**Exercise brief**
From the table parameter excerpt, list everything it says Delta tables do not support or cannot undergo.

**Source excerpt**

....

The default value is false.

If you set this parameter to true, the value of the endTimestamp property specified by an incremental query can be a point in time that is later than the maximum commit time of data in a table. If the value of the endTimestamp property is greater than the current time, new data may be inserted into a Delta table, and you may obtain different results for multiple queries. You can change the value of this parameter for a table.

acid.write.precombine.field

No

You can use this parameter to specify the name of only one column.

If you specify a column name, the system performs data deduplication based on the primary key (PK) column in the file that is committed together with this parameter. This ensures data uniqueness and consistency.

Note

If the size of data that is committed at a time exceeds 128 MB, multiple files are generated. This parameter cannot be used for multiple files.

  • General parameter requirements for Delta tables:

    • LIFECYCLE: The table's lifecycle must be at least as long as the time travel query period, meaning lifecycle >= acid.data.retain.hours / 24. When creating a table, MaxCompute verifies the specified lifecycle and returns an error if it doesn't meet the requirements.

    • Unsupported features for Delta tables include CLUSTER BY and CREATE TABLE AS statements, and they cannot be used as external tables.

  • Additional restrictions:

    • Only MaxCompute SQL can directly interact with Delta tables.

    • Existing common tables cannot be converted to Delta tables.

    • The schema of the primary key column in a Delta table cannot be altered.

Parameters for transaction tables

Parameter

Required

Description

TBLPROPERTIES(transactional"="true")

Yes

Set the table to a transactional table. You can subsequently perform update or delete operations on the transactional table to achieve row-level updates or data deletion. For more information, see update or delete data (UPDATE | DELETE).

Transactional tables have specific limitations:

  • MaxCompute only allows setting a table as transactional during its creation. Subsequent changes to make a table transactional using the ALTER TABLE statement will result in an error:

    ALTER TABLE not_txn_tbl SET tblproperties("transactional"="true");
    -- An error is returned.

....

**Data segment**

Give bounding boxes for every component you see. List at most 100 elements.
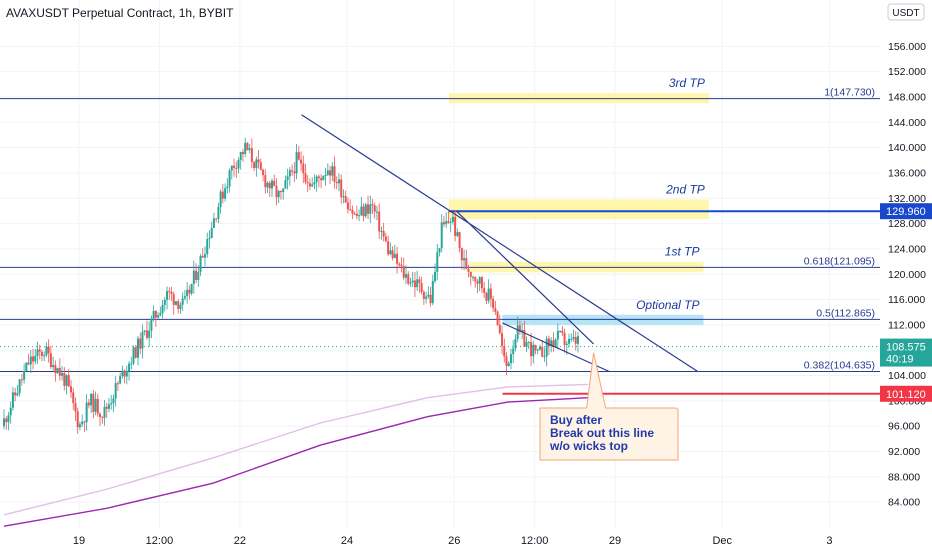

....

**Written solution**
- CLUSTER BY
- CREATE TABLE AS statements
- Use as external tables
- Conversion of existing common tables into Delta tables
- Altering the schema of the primary key column